Task objective: Find every line with the word "make". Copy those lines.

** Begin **

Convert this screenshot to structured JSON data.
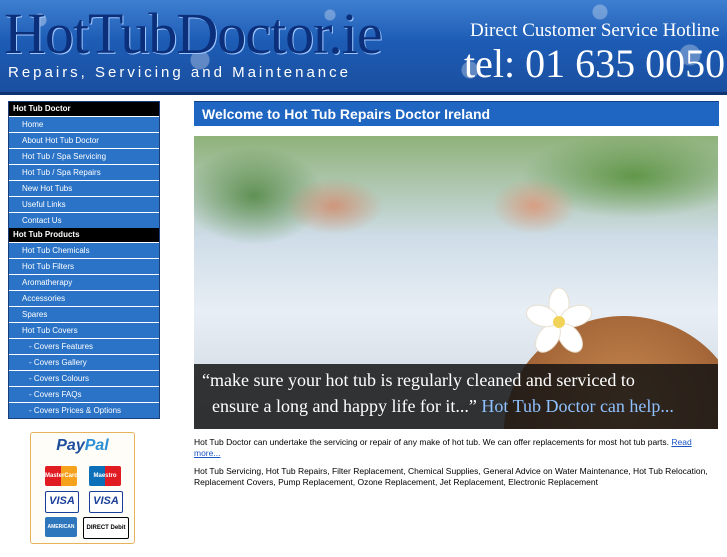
{
  "header": {
    "logo": "HotTubDoctor.ie",
    "tagline": "Repairs, Servicing and Maintenance",
    "hotline_label": "Direct Customer Service Hotline",
    "hotline_number": "tel: 01 635 0050"
  },
  "sidebar": {
    "section1": "Hot Tub Doctor",
    "items1": [
      "Home",
      "About Hot Tub Doctor",
      "Hot Tub / Spa Servicing",
      "Hot Tub / Spa Repairs",
      "New Hot Tubs",
      "Useful Links",
      "Contact Us"
    ],
    "section2": "Hot Tub Products",
    "items2": [
      "Hot Tub Chemicals",
      "Hot Tub Filters",
      "Aromatherapy",
      "Accessories",
      "Spares",
      "Hot Tub Covers"
    ],
    "subitems": [
      "- Covers Features",
      "- Covers Gallery",
      "- Covers Colours",
      "- Covers FAQs",
      "- Covers Prices & Options"
    ]
  },
  "payment": {
    "paypal_pay": "Pay",
    "paypal_pal": "Pal",
    "mastercard": "MasterCard",
    "maestro": "Maestro",
    "visa": "VISA",
    "visa_electron": "VISA",
    "amex": "AMERICAN EXPRESS",
    "direct_debit": "DIRECT Debit"
  },
  "main": {
    "title": "Welcome to Hot Tub Repairs Doctor Ireland",
    "caption_line1": "“make sure your hot tub is regularly cleaned and serviced to",
    "caption_line2": "ensure a long and happy life for it...”",
    "caption_highlight": " Hot Tub Doctor can help...",
    "intro": "Hot Tub Doctor can undertake the servicing or repair of any make of hot tub. We can offer replacements for most hot tub parts. ",
    "read_more": "Read more...",
    "services": "Hot Tub Servicing, Hot Tub Repairs, Filter Replacement, Chemical Supplies, General Advice on Water Maintenance, Hot Tub Relocation, Replacement Covers, Pump Replacement, Ozone Replacement, Jet Replacement, Electronic Replacement"
  },
  "colors": {
    "menu_blue": "#2a73c7",
    "title_blue": "#1f66c2",
    "link": "#1a55c4"
  }
}
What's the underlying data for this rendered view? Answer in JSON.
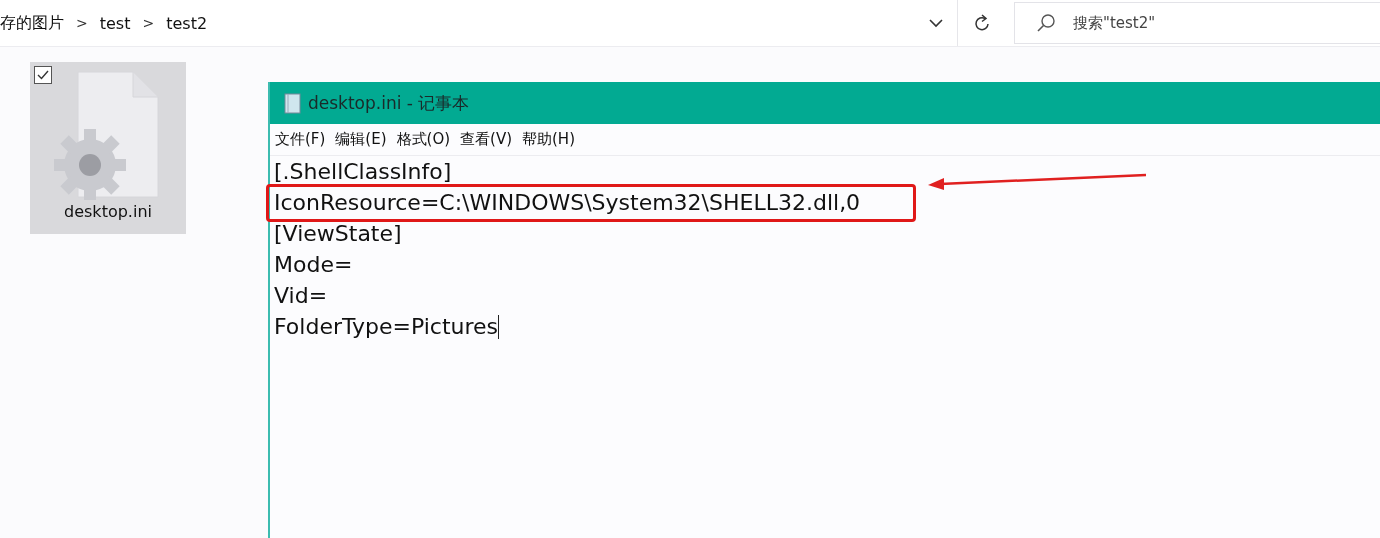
{
  "address_bar": {
    "breadcrumbs": [
      "存的图片",
      "test",
      "test2"
    ],
    "separator": ">"
  },
  "search": {
    "placeholder": "搜索\"test2\""
  },
  "files": [
    {
      "name": "desktop.ini",
      "checked": true,
      "selected": true
    }
  ],
  "notepad": {
    "title": "desktop.ini - 记事本",
    "menu": [
      "文件(F)",
      "编辑(E)",
      "格式(O)",
      "查看(V)",
      "帮助(H)"
    ],
    "lines": [
      {
        "text": "[.ShellClassInfo]",
        "annotated": false,
        "caret": false
      },
      {
        "text": "IconResource=C:\\WINDOWS\\System32\\SHELL32.dll,0",
        "annotated": true,
        "caret": false
      },
      {
        "text": "[ViewState]",
        "annotated": false,
        "caret": false
      },
      {
        "text": "Mode=",
        "annotated": false,
        "caret": false
      },
      {
        "text": "Vid=",
        "annotated": false,
        "caret": false
      },
      {
        "text": "FolderType=Pictures",
        "annotated": false,
        "caret": true
      }
    ]
  }
}
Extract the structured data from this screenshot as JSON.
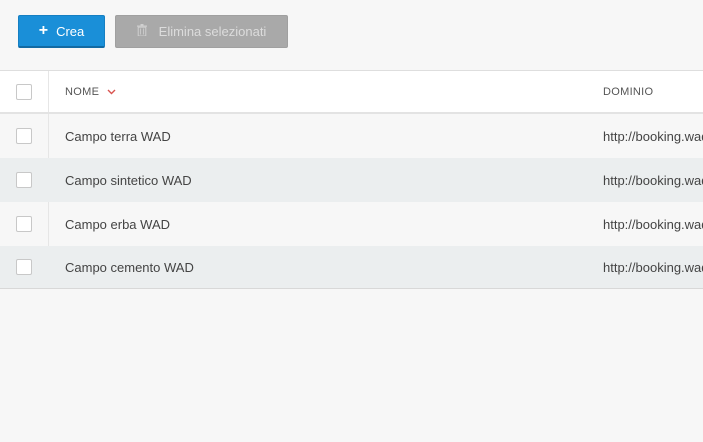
{
  "toolbar": {
    "create_label": "Crea",
    "create_icon": "plus-icon",
    "delete_label": "Elimina selezionati",
    "delete_icon": "trash-icon"
  },
  "table": {
    "columns": [
      {
        "label": "NOME",
        "sort": "descending",
        "sort_icon": "chevron-down-icon"
      },
      {
        "label": "DOMINIO"
      }
    ],
    "rows": [
      {
        "name": "Campo terra WAD",
        "domain": "http://booking.wad"
      },
      {
        "name": "Campo sintetico WAD",
        "domain": "http://booking.wad"
      },
      {
        "name": "Campo erba WAD",
        "domain": "http://booking.wad"
      },
      {
        "name": "Campo cemento WAD",
        "domain": "http://booking.wad"
      }
    ]
  },
  "colors": {
    "primary": "#1a8fd8",
    "disabled": "#a9a9a9",
    "sort_accent": "#d9534f",
    "row_alt": "#ebeeef"
  }
}
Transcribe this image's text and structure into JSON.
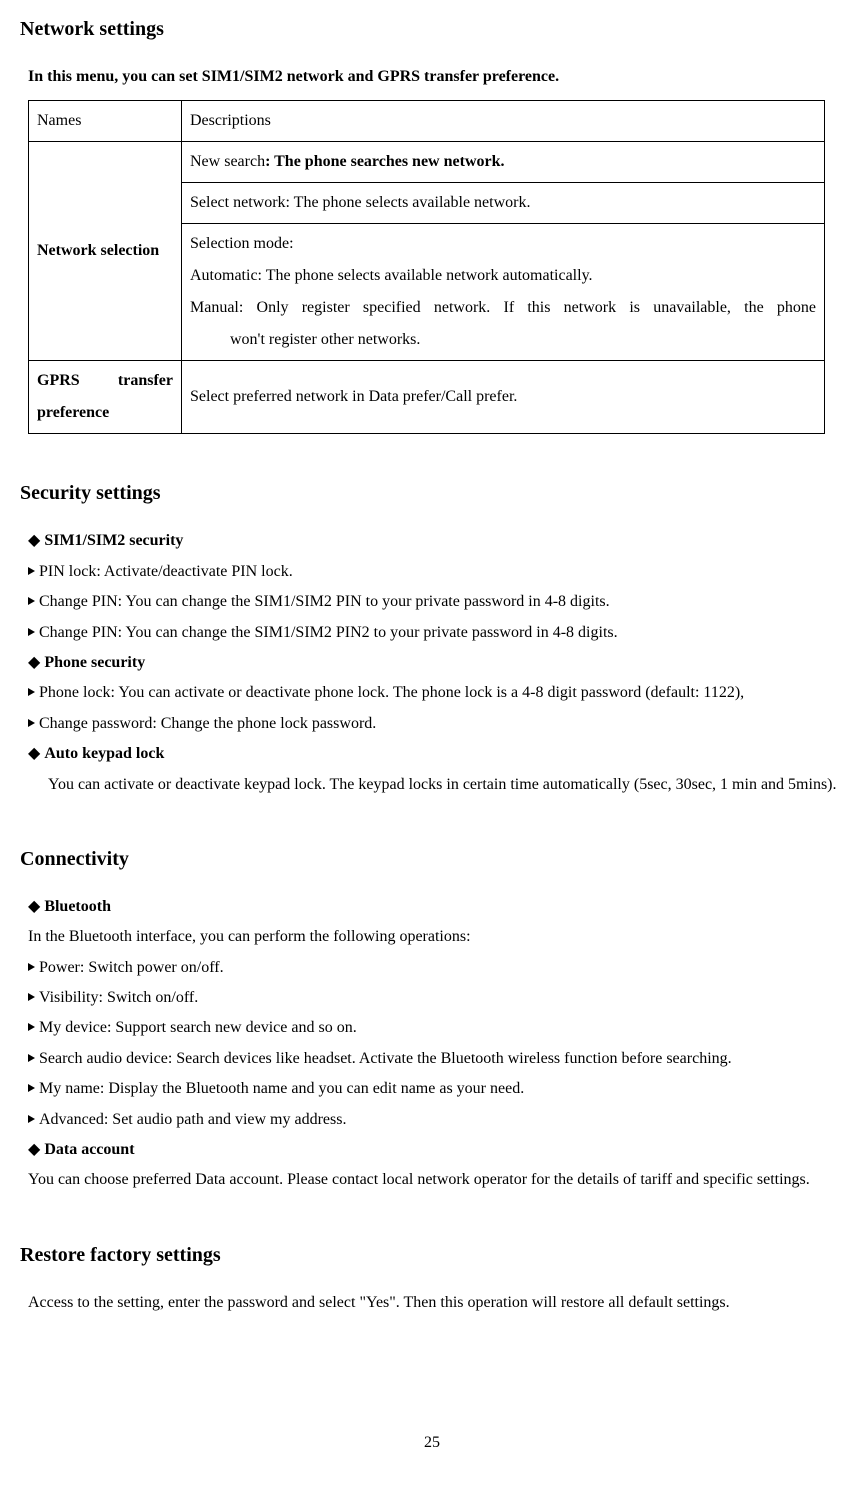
{
  "network": {
    "heading": "Network settings",
    "intro": "In this menu, you can set SIM1/SIM2 network and GPRS transfer preference.",
    "table": {
      "header_name": "Names",
      "header_desc": "Descriptions",
      "row1_name": "Network selection",
      "row1_desc_a_label": "New search",
      "row1_desc_a_rest": ": The phone searches new network.",
      "row1_desc_b": "Select network: The phone selects available network.",
      "row1_desc_c_line1": "Selection mode:",
      "row1_desc_c_line2": "Automatic: The phone selects available network automatically.",
      "row1_desc_c_line3": "Manual: Only register specified network. If this network is unavailable, the phone",
      "row1_desc_c_line4": "won't register other networks.",
      "row2_name": "GPRS transfer preference",
      "row2_desc": "Select preferred network in Data prefer/Call prefer."
    }
  },
  "security": {
    "heading": "Security settings",
    "sim_heading": "SIM1/SIM2 security",
    "sim_items": [
      "PIN lock: Activate/deactivate PIN lock.",
      "Change PIN: You can change the SIM1/SIM2 PIN to your private password in 4-8 digits.",
      "Change PIN: You can change the SIM1/SIM2 PIN2 to your private password in 4-8 digits."
    ],
    "phone_heading": "Phone security",
    "phone_items": [
      "Phone lock: You can activate or deactivate phone lock. The phone lock is a 4-8 digit password (default: 1122),",
      "Change password: Change the phone lock password."
    ],
    "auto_heading": "Auto keypad lock",
    "auto_para": "You can activate or deactivate keypad lock. The keypad locks in certain time automatically (5sec, 30sec, 1 min and 5mins)."
  },
  "connectivity": {
    "heading": "Connectivity",
    "bt_heading": "Bluetooth",
    "bt_intro": "In the Bluetooth interface, you can perform the following operations:",
    "bt_items": [
      "Power: Switch power on/off.",
      "Visibility: Switch on/off.",
      "My device: Support search new device and so on.",
      "Search audio device: Search devices like headset. Activate the Bluetooth wireless function before searching.",
      "My name: Display the Bluetooth name and you can edit name as your need.",
      "Advanced: Set audio path and view my address."
    ],
    "data_heading": "Data account",
    "data_para": "You can choose preferred Data account. Please contact local network operator for the details of tariff and specific settings."
  },
  "restore": {
    "heading": "Restore factory settings",
    "para": "Access to the setting, enter the password and select \"Yes\". Then this operation will restore all default settings."
  },
  "page_number": "25"
}
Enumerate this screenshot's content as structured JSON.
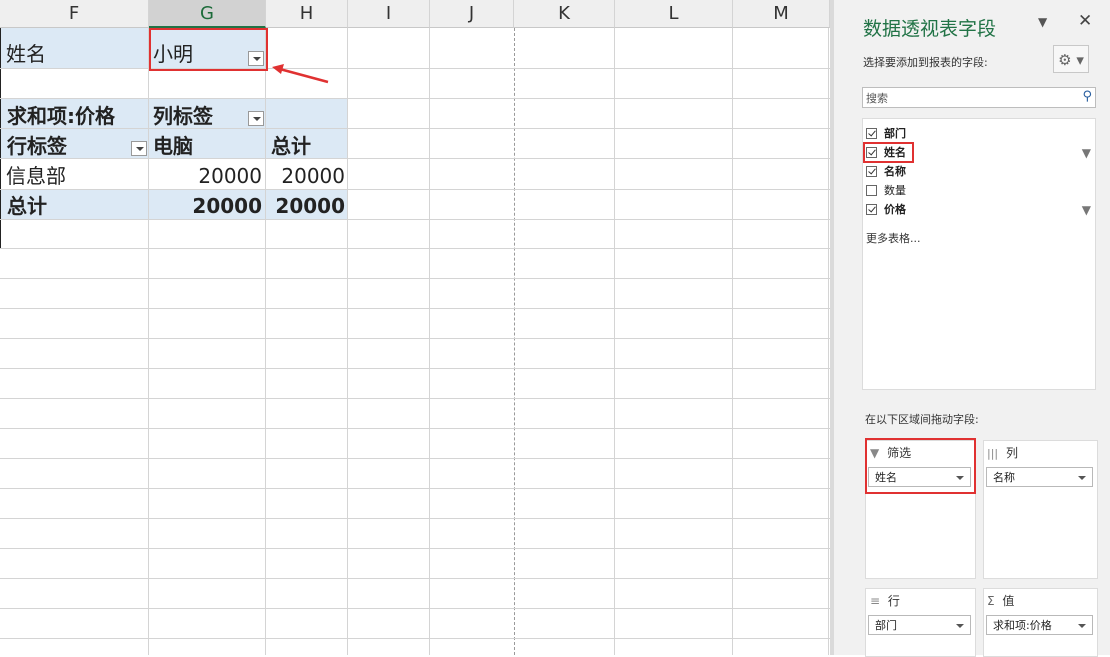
{
  "columns": [
    "F",
    "G",
    "H",
    "I",
    "J",
    "K",
    "L",
    "M"
  ],
  "pivot": {
    "filter_label": "姓名",
    "filter_value": "小明",
    "values_header": "求和项:价格",
    "column_labels": "列标签",
    "row_labels": "行标签",
    "col_computer": "电脑",
    "col_total": "总计",
    "row_name": "信息部",
    "row_value": "20000",
    "row_total_value": "20000",
    "grand_label": "总计",
    "grand_value": "20000",
    "grand_total_value": "20000"
  },
  "panel": {
    "title": "数据透视表字段",
    "subtitle": "选择要添加到报表的字段:",
    "search_placeholder": "搜索",
    "fields": [
      {
        "label": "部门",
        "checked": true,
        "filtered": false
      },
      {
        "label": "姓名",
        "checked": true,
        "filtered": true
      },
      {
        "label": "名称",
        "checked": true,
        "filtered": false
      },
      {
        "label": "数量",
        "checked": false,
        "filtered": false
      },
      {
        "label": "价格",
        "checked": true,
        "filtered": true
      }
    ],
    "more_tables": "更多表格...",
    "drag_hint": "在以下区域间拖动字段:",
    "areas": {
      "filters": {
        "label": "筛选",
        "item": "姓名"
      },
      "columns": {
        "label": "列",
        "item": "名称"
      },
      "rows": {
        "label": "行",
        "item": "部门"
      },
      "values": {
        "label": "值",
        "item": "求和项:价格"
      }
    }
  },
  "colors": {
    "accent": "#217346",
    "pivot_fill": "#dce9f5",
    "highlight": "#e03131"
  }
}
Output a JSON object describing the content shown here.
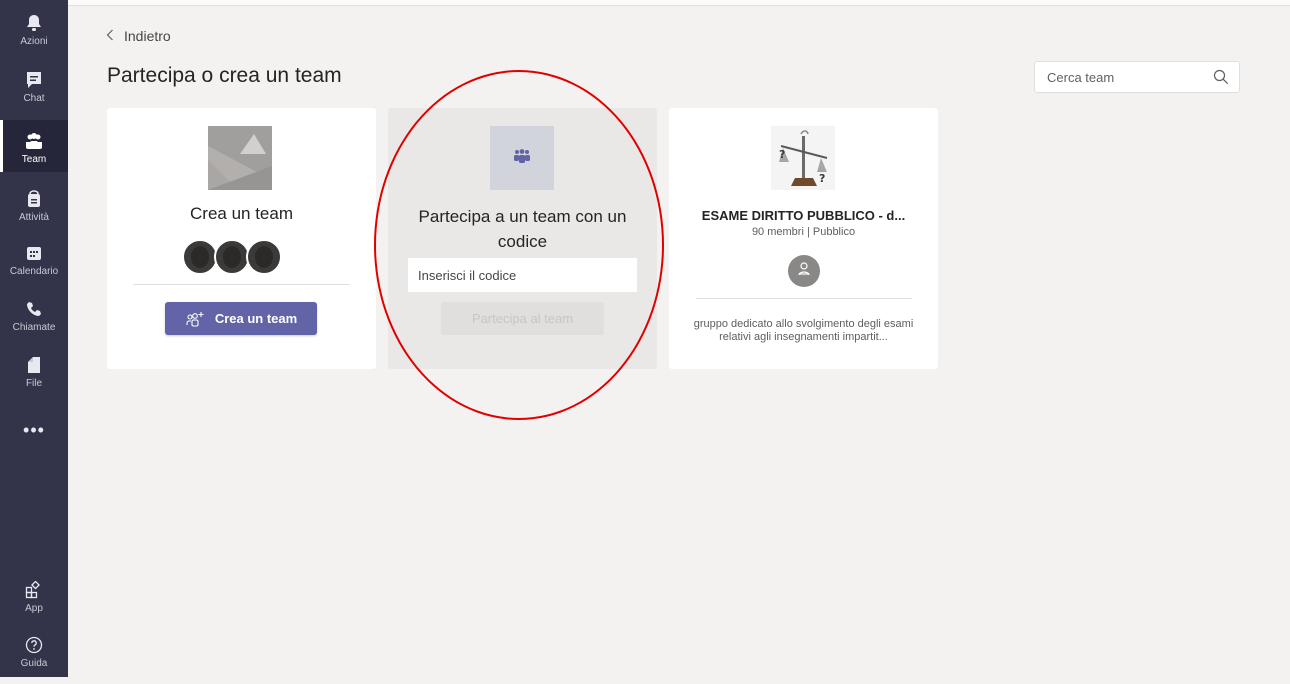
{
  "sidebar": {
    "items": [
      {
        "label": "Azioni",
        "icon": "bell-icon"
      },
      {
        "label": "Chat",
        "icon": "chat-icon"
      },
      {
        "label": "Team",
        "icon": "teams-icon",
        "active": true
      },
      {
        "label": "Attività",
        "icon": "assignments-icon"
      },
      {
        "label": "Calendario",
        "icon": "calendar-icon"
      },
      {
        "label": "Chiamate",
        "icon": "phone-icon"
      },
      {
        "label": "File",
        "icon": "file-icon"
      }
    ],
    "more": "•••",
    "bottom_items": [
      {
        "label": "App",
        "icon": "apps-icon"
      },
      {
        "label": "Guida",
        "icon": "help-icon"
      }
    ]
  },
  "header": {
    "back_label": "Indietro",
    "title": "Partecipa o crea un team",
    "search_placeholder": "Cerca team"
  },
  "cards": {
    "create": {
      "title": "Crea un team",
      "button_label": "Crea un team"
    },
    "join": {
      "title": "Partecipa a un team con un codice",
      "code_placeholder": "Inserisci il codice",
      "button_label": "Partecipa al team"
    },
    "team": {
      "name": "ESAME DIRITTO PUBBLICO - d...",
      "meta": "90 membri | Pubblico",
      "description": "gruppo dedicato allo svolgimento degli esami relativi agli insegnamenti impartit..."
    }
  },
  "colors": {
    "sidebar_bg": "#33344a",
    "accent": "#6264a7",
    "annotation_circle": "#e00000"
  }
}
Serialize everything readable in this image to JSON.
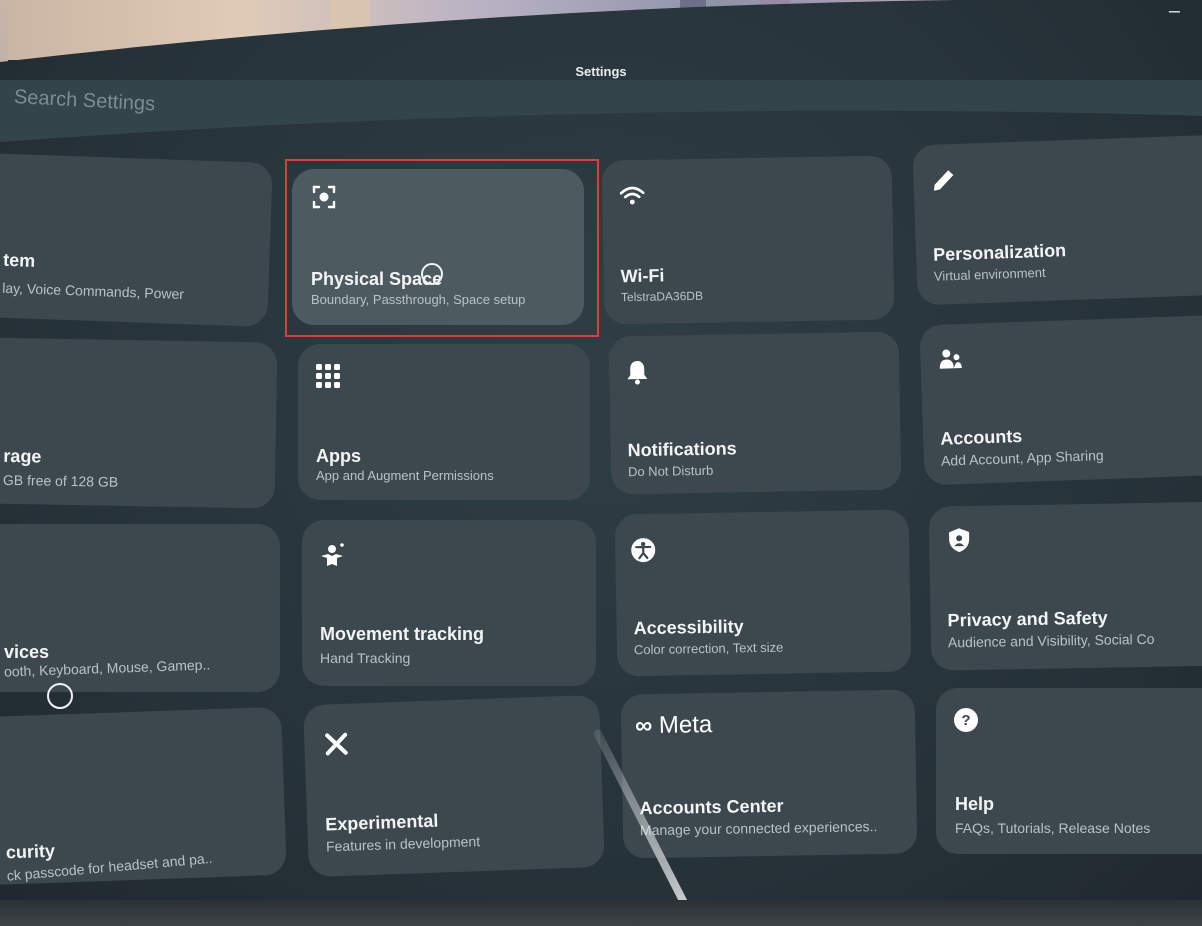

** End **

Answer to the exercise:
    "caption_line1": "“make sure your hot tub is regularly cleaned and serviced to",
    "intro": "Hot Tub Doctor can undertake the servicing or repair of any make of hot tub. We can offer replacements for most hot tub parts. ",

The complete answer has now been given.